Stored records:
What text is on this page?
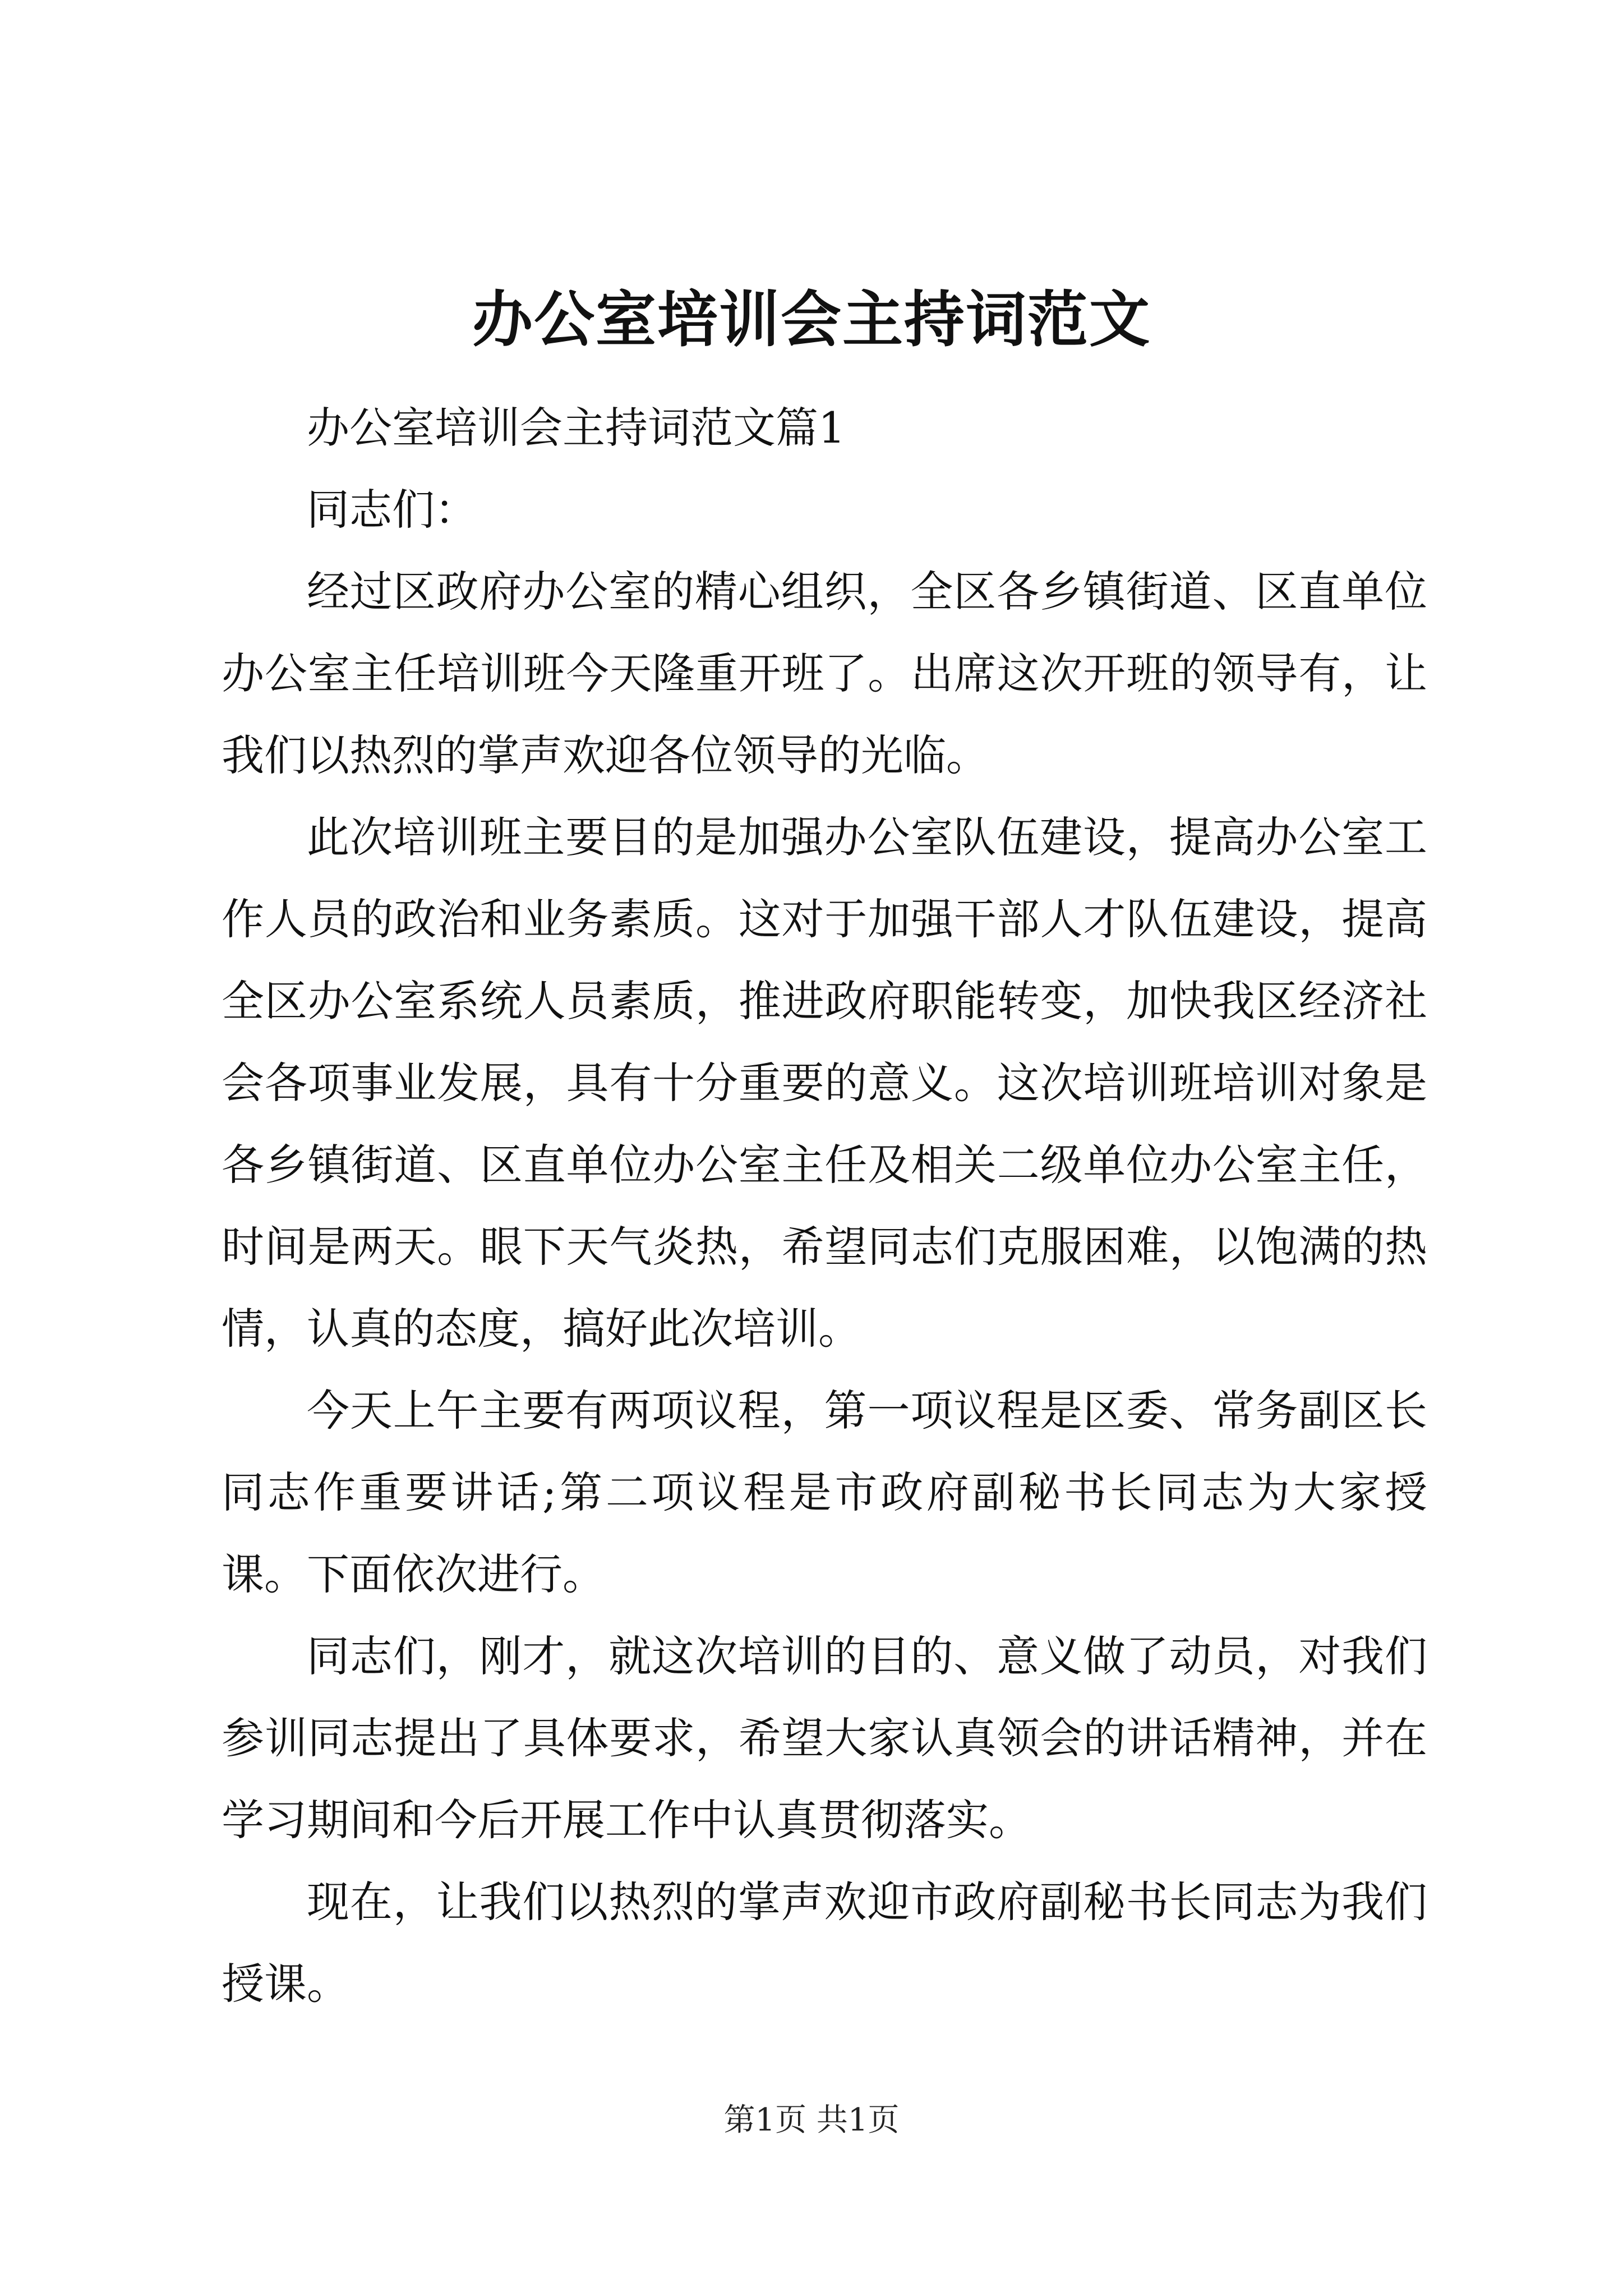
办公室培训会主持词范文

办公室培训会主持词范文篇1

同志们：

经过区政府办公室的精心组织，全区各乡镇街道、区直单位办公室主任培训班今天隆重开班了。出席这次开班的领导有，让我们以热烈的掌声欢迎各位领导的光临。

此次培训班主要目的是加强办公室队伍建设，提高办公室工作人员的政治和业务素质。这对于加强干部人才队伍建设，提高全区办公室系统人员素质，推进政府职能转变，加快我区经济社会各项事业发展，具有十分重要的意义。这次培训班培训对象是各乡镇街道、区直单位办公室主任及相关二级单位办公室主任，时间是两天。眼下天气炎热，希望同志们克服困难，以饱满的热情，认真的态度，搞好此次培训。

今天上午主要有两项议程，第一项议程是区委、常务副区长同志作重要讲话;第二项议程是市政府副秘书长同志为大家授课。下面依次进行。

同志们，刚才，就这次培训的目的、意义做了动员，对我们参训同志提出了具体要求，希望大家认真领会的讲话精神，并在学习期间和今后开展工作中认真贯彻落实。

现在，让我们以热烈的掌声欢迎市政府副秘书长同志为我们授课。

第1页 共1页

Goal:
Go through the entries above and print each one exactly, minus the pictures.

Result of the task:
What text is on this page?
办公室培训会主持词范文

办公室培训会主持词范文篇1

同志们：

经过区政府办公室的精心组织，全区各乡镇街道、区直单位办公室主任培训班今天隆重开班了。出席这次开班的领导有，让我们以热烈的掌声欢迎各位领导的光临。

此次培训班主要目的是加强办公室队伍建设，提高办公室工作人员的政治和业务素质。这对于加强干部人才队伍建设，提高全区办公室系统人员素质，推进政府职能转变，加快我区经济社会各项事业发展，具有十分重要的意义。这次培训班培训对象是各乡镇街道、区直单位办公室主任及相关二级单位办公室主任，时间是两天。眼下天气炎热，希望同志们克服困难，以饱满的热情，认真的态度，搞好此次培训。

今天上午主要有两项议程，第一项议程是区委、常务副区长同志作重要讲话;第二项议程是市政府副秘书长同志为大家授课。下面依次进行。

同志们，刚才，就这次培训的目的、意义做了动员，对我们参训同志提出了具体要求，希望大家认真领会的讲话精神，并在学习期间和今后开展工作中认真贯彻落实。

现在，让我们以热烈的掌声欢迎市政府副秘书长同志为我们授课。

第1页 共1页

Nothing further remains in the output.